* [REQUEST]: Return all of the lines below exactly as they are.

Rows from a dataset
◆ ◆ ◆ ◆ ◆ ◆ ◆
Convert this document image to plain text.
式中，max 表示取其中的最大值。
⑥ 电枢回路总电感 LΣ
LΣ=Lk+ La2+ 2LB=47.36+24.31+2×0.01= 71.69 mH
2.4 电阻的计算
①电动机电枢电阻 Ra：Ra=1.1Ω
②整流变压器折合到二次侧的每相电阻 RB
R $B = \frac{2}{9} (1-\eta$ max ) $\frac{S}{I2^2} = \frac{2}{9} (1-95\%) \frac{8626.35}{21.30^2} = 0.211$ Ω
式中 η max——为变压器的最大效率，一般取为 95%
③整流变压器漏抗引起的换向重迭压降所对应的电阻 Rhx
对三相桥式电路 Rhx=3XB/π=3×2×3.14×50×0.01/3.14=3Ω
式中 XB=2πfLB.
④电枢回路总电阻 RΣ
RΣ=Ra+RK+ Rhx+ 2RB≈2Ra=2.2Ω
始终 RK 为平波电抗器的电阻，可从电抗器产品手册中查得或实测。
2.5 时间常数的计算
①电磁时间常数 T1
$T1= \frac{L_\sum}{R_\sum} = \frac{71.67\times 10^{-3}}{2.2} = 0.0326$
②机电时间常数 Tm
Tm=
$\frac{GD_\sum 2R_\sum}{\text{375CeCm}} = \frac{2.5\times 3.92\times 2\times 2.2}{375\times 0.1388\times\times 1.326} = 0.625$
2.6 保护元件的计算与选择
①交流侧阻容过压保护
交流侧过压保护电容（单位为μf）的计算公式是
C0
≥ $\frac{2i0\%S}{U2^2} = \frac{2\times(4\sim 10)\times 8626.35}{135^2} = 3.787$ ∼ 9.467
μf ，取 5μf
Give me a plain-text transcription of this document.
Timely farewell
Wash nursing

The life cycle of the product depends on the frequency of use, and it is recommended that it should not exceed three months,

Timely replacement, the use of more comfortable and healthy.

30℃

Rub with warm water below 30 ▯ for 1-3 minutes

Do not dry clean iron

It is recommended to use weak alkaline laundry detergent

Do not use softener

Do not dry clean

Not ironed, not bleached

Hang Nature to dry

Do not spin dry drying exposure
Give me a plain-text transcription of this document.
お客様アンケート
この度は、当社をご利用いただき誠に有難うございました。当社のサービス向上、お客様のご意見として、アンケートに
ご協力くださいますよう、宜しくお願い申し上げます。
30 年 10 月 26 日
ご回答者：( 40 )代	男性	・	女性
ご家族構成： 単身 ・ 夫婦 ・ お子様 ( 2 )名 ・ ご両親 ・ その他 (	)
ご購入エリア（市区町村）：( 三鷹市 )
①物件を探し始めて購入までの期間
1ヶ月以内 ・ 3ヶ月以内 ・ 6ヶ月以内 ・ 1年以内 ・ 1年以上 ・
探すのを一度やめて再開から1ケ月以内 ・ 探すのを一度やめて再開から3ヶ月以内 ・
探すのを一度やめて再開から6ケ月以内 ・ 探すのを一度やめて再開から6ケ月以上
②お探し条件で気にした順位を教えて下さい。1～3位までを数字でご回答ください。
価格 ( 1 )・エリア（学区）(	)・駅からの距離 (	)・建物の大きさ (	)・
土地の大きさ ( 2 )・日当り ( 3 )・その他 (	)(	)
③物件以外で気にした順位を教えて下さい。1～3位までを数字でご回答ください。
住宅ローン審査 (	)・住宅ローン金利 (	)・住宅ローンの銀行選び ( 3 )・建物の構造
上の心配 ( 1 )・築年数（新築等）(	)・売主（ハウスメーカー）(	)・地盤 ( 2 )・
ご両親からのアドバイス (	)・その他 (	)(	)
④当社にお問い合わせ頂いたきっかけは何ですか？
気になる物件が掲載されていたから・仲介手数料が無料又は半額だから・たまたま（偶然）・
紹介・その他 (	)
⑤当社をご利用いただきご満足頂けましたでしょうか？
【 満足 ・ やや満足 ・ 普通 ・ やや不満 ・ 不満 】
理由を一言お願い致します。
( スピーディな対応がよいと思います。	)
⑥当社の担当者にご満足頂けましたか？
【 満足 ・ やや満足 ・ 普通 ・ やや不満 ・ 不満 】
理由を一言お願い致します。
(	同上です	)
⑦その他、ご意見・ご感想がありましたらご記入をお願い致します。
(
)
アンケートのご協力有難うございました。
◆ ◆ ◆ ◆ ◆ ◆ ◆
* [ANSWER IN FULL]:
Convert this document image to plain text.
式中，max 表示取其中的最大值。
⑥ 电枢回路总电感 LΣ
LΣ=Lk+ La2+ 2LB=47.36+24.31+2×0.01= 71.69 mH
2.4 电阻的计算
①电动机电枢电阻 Ra：Ra=1.1Ω
②整流变压器折合到二次侧的每相电阻 RB
R $B = \frac{2}{9} (1-\eta$ max ) $\frac{S}{I2^2} = \frac{2}{9} (1-95\%) \frac{8626.35}{21.30^2} = 0.211$ Ω
式中 η max——为变压器的最大效率，一般取为 95%
③整流变压器漏抗引起的换向重迭压降所对应的电阻 Rhx
对三相桥式电路 Rhx=3XB/π=3×2×3.14×50×0.01/3.14=3Ω
式中 XB=2πfLB.
④电枢回路总电阻 RΣ
RΣ=Ra+RK+ Rhx+ 2RB≈2Ra=2.2Ω
始终 RK 为平波电抗器的电阻，可从电抗器产品手册中查得或实测。
2.5 时间常数的计算
①电磁时间常数 T1
$T1= \frac{L_\sum}{R_\sum} = \frac{71.67\times 10^{-3}}{2.2} = 0.0326$
②机电时间常数 Tm
Tm=
$\frac{GD_\sum 2R_\sum}{\text{375CeCm}} = \frac{2.5\times 3.92\times 2\times 2.2}{375\times 0.1388\times\times 1.326} = 0.625$
2.6 保护元件的计算与选择
①交流侧阻容过压保护
交流侧过压保护电容（单位为μf）的计算公式是
C0
≥ $\frac{2i0\%S}{U2^2} = \frac{2\times(4\sim 10)\times 8626.35}{135^2} = 3.787$ ∼ 9.467
μf ，取 5μf
Give me a plain-text transcription of this document.
Timely farewell
Wash nursing

The life cycle of the product depends on the frequency of use, and it is recommended that it should not exceed three months,

Timely replacement, the use of more comfortable and healthy.

30℃

Rub with warm water below 30 ▯ for 1-3 minutes

Do not dry clean iron

It is recommended to use weak alkaline laundry detergent

Do not use softener

Do not dry clean

Not ironed, not bleached

Hang Nature to dry

Do not spin dry drying exposure
Give me a plain-text transcription of this document.
お客様アンケート
この度は、当社をご利用いただき誠に有難うございました。当社のサービス向上、お客様のご意見として、アンケートに
ご協力くださいますよう、宜しくお願い申し上げます。
30 年 10 月 26 日
ご回答者：( 40 )代	男性	・	女性
ご家族構成： 単身 ・ 夫婦 ・ お子様 ( 2 )名 ・ ご両親 ・ その他 (	)
ご購入エリア（市区町村）：( 三鷹市 )
①物件を探し始めて購入までの期間
1ヶ月以内 ・ 3ヶ月以内 ・ 6ヶ月以内 ・ 1年以内 ・ 1年以上 ・
探すのを一度やめて再開から1ケ月以内 ・ 探すのを一度やめて再開から3ヶ月以内 ・
探すのを一度やめて再開から6ケ月以内 ・ 探すのを一度やめて再開から6ケ月以上
②お探し条件で気にした順位を教えて下さい。1～3位までを数字でご回答ください。
価格 ( 1 )・エリア（学区）(	)・駅からの距離 (	)・建物の大きさ (	)・
土地の大きさ ( 2 )・日当り ( 3 )・その他 (	)(	)
③物件以外で気にした順位を教えて下さい。1～3位までを数字でご回答ください。
住宅ローン審査 (	)・住宅ローン金利 (	)・住宅ローンの銀行選び ( 3 )・建物の構造
上の心配 ( 1 )・築年数（新築等）(	)・売主（ハウスメーカー）(	)・地盤 ( 2 )・
ご両親からのアドバイス (	)・その他 (	)(	)
④当社にお問い合わせ頂いたきっかけは何ですか？
気になる物件が掲載されていたから・仲介手数料が無料又は半額だから・たまたま（偶然）・
紹介・その他 (	)
⑤当社をご利用いただきご満足頂けましたでしょうか？
【 満足 ・ やや満足 ・ 普通 ・ やや不満 ・ 不満 】
理由を一言お願い致します。
( スピーディな対応がよいと思います。	)
⑥当社の担当者にご満足頂けましたか？
【 満足 ・ やや満足 ・ 普通 ・ やや不満 ・ 不満 】
理由を一言お願い致します。
(	同上です	)
⑦その他、ご意見・ご感想がありましたらご記入をお願い致します。
(
)
アンケートのご協力有難うございました。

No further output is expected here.